>>>

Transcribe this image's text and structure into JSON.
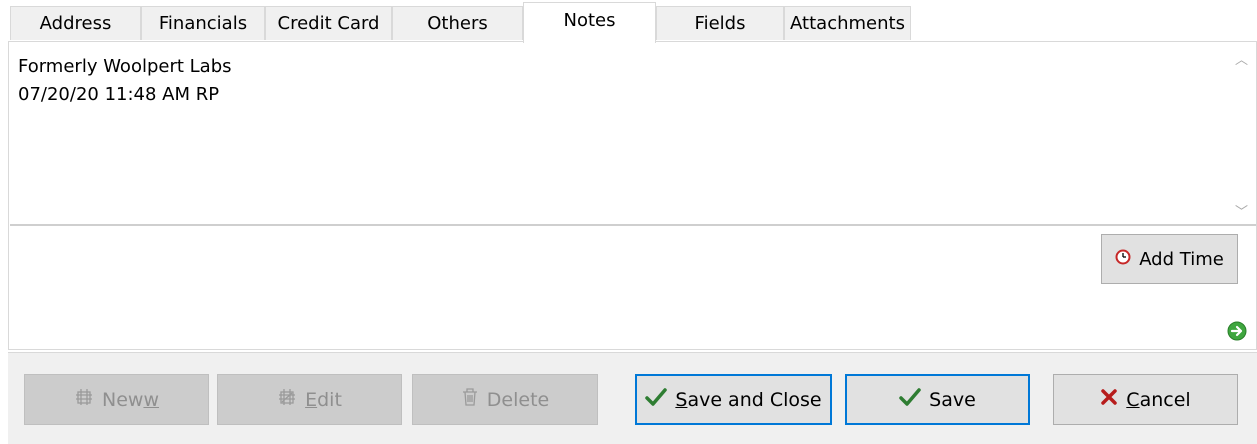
{
  "tabs": [
    {
      "label": "Address"
    },
    {
      "label": "Financials"
    },
    {
      "label": "Credit Card"
    },
    {
      "label": "Others"
    },
    {
      "label": "Notes",
      "active": true
    },
    {
      "label": "Fields"
    },
    {
      "label": "Attachments"
    }
  ],
  "notes": {
    "text": "Formerly Woolpert Labs\n07/20/20 11:48 AM RP"
  },
  "add_time": {
    "label": "Add Time"
  },
  "buttons": {
    "new": {
      "pre": "New",
      "mnemonic": "w",
      "post": ""
    },
    "edit": {
      "pre": "",
      "mnemonic": "E",
      "post": "dit"
    },
    "delete": {
      "label": "Delete"
    },
    "save_close": {
      "pre": "",
      "mnemonic": "S",
      "post": "ave and Close"
    },
    "save": {
      "label": "Save"
    },
    "cancel": {
      "pre": "",
      "mnemonic": "C",
      "post": "ancel"
    }
  },
  "colors": {
    "accent": "#0078d7",
    "check": "#2e7d32",
    "cancel_x": "#b71c1c",
    "go": "#3fa63f"
  },
  "icons": {
    "add_time": "clock-icon",
    "new": "new-record-icon",
    "edit": "edit-record-icon",
    "delete": "trash-icon",
    "save": "checkmark-icon",
    "cancel": "x-icon",
    "go": "go-arrow-icon"
  }
}
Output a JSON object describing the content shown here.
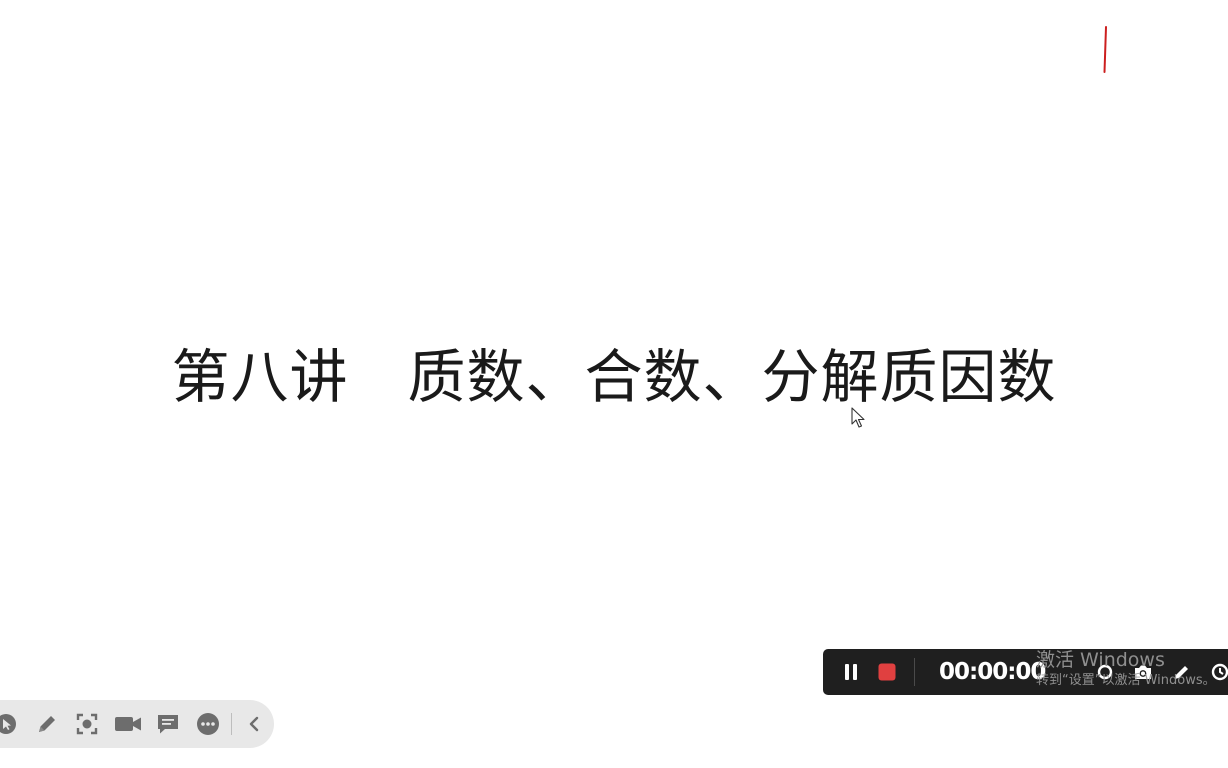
{
  "slide": {
    "title": "第八讲　质数、合数、分解质因数"
  },
  "annotation": {
    "pen_color": "#cc1f1f"
  },
  "left_toolbar": {
    "items": [
      {
        "icon": "pointer-icon"
      },
      {
        "icon": "pen-icon"
      },
      {
        "icon": "spotlight-icon"
      },
      {
        "icon": "camera-icon"
      },
      {
        "icon": "comment-icon"
      },
      {
        "icon": "more-icon"
      },
      {
        "icon": "collapse-chevron-icon"
      }
    ],
    "background": "#e8e8e8",
    "icon_color": "#6d6d6d"
  },
  "recorder": {
    "timer": "00:00:00",
    "stop_color": "#e04040",
    "background": "#1f1f1f",
    "buttons": [
      "pause-icon",
      "stop-icon",
      "webcam-icon",
      "screenshot-icon",
      "draw-icon",
      "schedule-icon"
    ]
  },
  "watermark": {
    "line1": "激活 Windows",
    "line2": "转到“设置”以激活 Windows。"
  }
}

<<<

_Work to complete_
Locate the lines above that contain "JSON" and copy them.

_Complete output_
Transcribe this image's text and structure into JSON.
Output a JSON object describing the content shown here.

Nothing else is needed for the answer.